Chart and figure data
/---

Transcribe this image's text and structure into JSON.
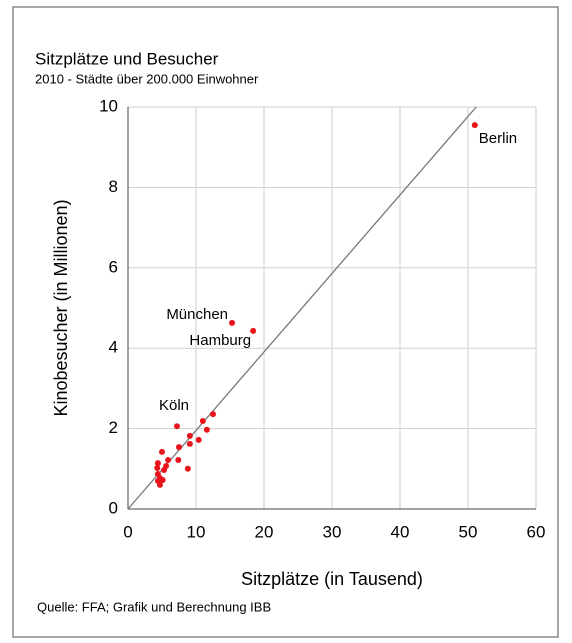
{
  "chart_data": {
    "type": "scatter",
    "title": "Sitzplätze und Besucher",
    "subtitle": "2010 - Städte über 200.000 Einwohner",
    "x_label": "Sitzplätze (in Tausend)",
    "y_label": "Kinobesucher (in Millionen)",
    "source": "Quelle: FFA; Grafik und Berechnung IBB",
    "color": "#e8141b",
    "x": [
      51,
      15.3,
      18.4,
      12.5,
      11.0,
      11.6,
      7.2,
      10.4,
      9.1,
      7.5,
      9.1,
      5.0,
      5.9,
      7.4,
      4.4,
      5.6,
      4.3,
      8.8,
      5.3,
      4.4,
      4.7,
      5.1,
      4.4,
      4.7
    ],
    "y": [
      9.55,
      4.63,
      4.43,
      2.36,
      2.19,
      1.97,
      2.06,
      1.72,
      1.82,
      1.54,
      1.62,
      1.42,
      1.22,
      1.22,
      1.14,
      1.07,
      1.02,
      1.0,
      0.97,
      0.87,
      0.77,
      0.72,
      0.7,
      0.6
    ],
    "point_labels": [
      "Berlin",
      "München",
      "Hamburg",
      "Köln",
      null,
      null,
      null,
      null,
      null,
      null,
      null,
      null,
      null,
      null,
      null,
      null,
      null,
      null,
      null,
      null,
      null,
      null,
      null,
      null
    ],
    "trendline": {
      "x": [
        0,
        51.2
      ],
      "y": [
        0,
        10
      ],
      "color": "#777777"
    },
    "xlim": [
      0,
      60
    ],
    "xticks": [
      0,
      10,
      20,
      30,
      40,
      50,
      60
    ],
    "ylim": [
      0,
      10
    ],
    "yticks": [
      0,
      2,
      4,
      6,
      8,
      10
    ],
    "grid": true
  }
}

\---

Your task.
Report how many lines in this data include the string "Sitzplätze", and nothing else.

Completed task.
2